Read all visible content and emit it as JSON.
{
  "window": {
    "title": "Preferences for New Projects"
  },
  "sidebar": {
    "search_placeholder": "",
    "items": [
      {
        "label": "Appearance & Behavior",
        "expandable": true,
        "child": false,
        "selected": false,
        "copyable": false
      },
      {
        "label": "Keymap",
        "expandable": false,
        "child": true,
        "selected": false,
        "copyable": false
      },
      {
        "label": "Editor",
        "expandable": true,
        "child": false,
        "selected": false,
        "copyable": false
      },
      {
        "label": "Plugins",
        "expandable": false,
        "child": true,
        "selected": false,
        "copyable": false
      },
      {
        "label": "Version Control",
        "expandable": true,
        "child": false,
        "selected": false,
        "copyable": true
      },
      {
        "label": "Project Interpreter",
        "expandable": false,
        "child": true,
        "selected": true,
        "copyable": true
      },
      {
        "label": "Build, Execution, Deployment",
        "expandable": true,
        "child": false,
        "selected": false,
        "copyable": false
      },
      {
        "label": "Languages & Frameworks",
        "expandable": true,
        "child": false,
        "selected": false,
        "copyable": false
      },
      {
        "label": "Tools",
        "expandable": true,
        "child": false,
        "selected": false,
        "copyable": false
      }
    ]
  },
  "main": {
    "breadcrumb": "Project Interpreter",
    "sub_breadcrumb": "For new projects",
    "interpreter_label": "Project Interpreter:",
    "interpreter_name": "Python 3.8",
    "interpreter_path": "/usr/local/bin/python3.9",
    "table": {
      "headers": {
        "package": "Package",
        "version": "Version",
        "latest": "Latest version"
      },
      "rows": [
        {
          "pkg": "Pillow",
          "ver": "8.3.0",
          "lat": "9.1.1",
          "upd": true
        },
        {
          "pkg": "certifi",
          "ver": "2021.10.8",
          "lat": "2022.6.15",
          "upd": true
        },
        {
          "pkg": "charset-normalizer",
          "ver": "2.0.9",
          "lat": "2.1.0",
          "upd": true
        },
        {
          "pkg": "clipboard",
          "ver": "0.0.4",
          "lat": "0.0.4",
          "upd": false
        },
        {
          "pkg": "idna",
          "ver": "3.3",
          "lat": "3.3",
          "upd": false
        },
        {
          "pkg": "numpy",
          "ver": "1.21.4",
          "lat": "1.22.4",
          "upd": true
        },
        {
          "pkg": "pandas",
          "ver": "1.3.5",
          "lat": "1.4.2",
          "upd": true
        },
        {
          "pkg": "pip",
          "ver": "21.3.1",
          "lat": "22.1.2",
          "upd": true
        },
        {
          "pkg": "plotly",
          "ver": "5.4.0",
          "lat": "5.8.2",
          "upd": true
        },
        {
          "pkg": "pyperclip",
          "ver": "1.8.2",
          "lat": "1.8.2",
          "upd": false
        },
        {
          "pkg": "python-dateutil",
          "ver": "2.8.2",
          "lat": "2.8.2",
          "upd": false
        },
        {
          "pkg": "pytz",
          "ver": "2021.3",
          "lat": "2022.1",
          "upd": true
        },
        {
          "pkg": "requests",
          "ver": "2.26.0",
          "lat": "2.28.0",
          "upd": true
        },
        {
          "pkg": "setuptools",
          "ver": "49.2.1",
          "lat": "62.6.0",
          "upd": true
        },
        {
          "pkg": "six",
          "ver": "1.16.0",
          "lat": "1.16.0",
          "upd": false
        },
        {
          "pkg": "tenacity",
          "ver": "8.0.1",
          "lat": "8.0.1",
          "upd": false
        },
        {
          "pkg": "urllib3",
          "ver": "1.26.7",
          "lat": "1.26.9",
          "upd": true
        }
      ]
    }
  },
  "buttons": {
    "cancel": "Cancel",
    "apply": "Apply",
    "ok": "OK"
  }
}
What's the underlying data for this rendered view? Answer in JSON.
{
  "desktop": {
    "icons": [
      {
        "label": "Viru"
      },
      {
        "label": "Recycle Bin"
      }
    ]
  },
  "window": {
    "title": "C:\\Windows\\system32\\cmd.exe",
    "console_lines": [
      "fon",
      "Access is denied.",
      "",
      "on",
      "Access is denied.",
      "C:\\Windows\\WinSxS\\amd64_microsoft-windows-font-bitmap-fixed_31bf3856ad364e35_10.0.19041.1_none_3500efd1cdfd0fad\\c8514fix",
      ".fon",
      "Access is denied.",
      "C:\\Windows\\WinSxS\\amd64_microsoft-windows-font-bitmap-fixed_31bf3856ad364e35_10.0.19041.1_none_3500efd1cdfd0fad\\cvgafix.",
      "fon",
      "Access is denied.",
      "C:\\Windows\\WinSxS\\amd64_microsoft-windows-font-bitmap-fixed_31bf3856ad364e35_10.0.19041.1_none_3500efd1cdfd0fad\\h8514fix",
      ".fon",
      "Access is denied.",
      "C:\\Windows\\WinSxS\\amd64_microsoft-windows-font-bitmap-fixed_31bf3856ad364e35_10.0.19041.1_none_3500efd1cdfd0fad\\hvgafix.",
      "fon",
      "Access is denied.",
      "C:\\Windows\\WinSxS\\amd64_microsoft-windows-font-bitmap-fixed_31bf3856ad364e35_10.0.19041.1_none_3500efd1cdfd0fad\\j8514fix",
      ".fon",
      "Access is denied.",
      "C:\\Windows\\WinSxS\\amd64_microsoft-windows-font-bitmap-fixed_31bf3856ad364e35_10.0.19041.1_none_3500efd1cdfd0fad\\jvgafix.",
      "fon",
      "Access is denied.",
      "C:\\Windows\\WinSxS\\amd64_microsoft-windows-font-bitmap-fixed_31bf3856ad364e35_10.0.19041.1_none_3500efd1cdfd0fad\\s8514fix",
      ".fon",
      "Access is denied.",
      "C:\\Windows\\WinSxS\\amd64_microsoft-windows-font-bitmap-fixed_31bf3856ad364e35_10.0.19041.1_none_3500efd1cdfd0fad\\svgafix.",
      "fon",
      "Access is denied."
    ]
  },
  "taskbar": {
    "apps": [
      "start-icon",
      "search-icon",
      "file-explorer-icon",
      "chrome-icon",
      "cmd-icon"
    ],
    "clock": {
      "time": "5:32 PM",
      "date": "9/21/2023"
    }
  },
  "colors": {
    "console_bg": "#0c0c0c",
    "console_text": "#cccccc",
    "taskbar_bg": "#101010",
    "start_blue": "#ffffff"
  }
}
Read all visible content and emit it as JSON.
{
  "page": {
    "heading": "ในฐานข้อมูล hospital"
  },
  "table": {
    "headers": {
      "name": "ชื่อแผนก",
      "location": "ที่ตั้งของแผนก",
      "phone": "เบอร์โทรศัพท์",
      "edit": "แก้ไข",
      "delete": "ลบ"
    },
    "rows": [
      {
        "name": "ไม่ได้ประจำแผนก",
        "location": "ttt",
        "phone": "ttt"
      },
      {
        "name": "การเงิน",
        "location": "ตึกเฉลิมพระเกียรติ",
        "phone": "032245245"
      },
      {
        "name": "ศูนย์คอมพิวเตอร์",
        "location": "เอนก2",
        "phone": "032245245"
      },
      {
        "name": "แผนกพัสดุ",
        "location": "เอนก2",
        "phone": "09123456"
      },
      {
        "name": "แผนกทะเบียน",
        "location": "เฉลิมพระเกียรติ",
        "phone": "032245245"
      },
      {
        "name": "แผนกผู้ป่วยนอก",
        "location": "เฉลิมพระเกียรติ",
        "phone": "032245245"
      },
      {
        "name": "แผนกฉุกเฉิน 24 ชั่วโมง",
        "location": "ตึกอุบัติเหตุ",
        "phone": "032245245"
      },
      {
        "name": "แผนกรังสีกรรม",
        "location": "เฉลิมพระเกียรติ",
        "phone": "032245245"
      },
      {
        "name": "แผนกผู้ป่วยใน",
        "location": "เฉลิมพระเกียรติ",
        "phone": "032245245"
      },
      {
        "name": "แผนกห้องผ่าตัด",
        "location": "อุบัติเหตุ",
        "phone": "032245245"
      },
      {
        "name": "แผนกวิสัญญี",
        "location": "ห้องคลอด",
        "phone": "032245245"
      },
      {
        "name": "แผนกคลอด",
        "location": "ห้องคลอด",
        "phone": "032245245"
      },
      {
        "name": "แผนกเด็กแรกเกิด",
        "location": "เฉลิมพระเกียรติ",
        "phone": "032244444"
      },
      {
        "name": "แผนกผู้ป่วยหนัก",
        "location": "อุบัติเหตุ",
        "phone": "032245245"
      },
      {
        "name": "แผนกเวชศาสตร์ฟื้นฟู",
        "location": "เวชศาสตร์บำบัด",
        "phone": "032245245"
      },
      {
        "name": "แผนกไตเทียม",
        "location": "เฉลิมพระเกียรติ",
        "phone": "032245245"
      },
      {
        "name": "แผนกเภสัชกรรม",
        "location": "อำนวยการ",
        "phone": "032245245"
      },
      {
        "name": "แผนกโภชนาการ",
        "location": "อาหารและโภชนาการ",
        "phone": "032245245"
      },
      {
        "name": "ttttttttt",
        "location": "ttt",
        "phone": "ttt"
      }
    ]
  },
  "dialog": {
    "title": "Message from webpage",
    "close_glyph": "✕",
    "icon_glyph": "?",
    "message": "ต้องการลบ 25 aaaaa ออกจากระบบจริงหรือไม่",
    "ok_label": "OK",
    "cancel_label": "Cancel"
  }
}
• • • • •
▸ **Exercise instructions**
From the entries above, copy every line containing the word "title".

▸ **Solution below**
    "title": "Preferences for New Projects"
    "title": "C:\\Windows\\system32\\cmd.exe",
    "title": "Message from webpage",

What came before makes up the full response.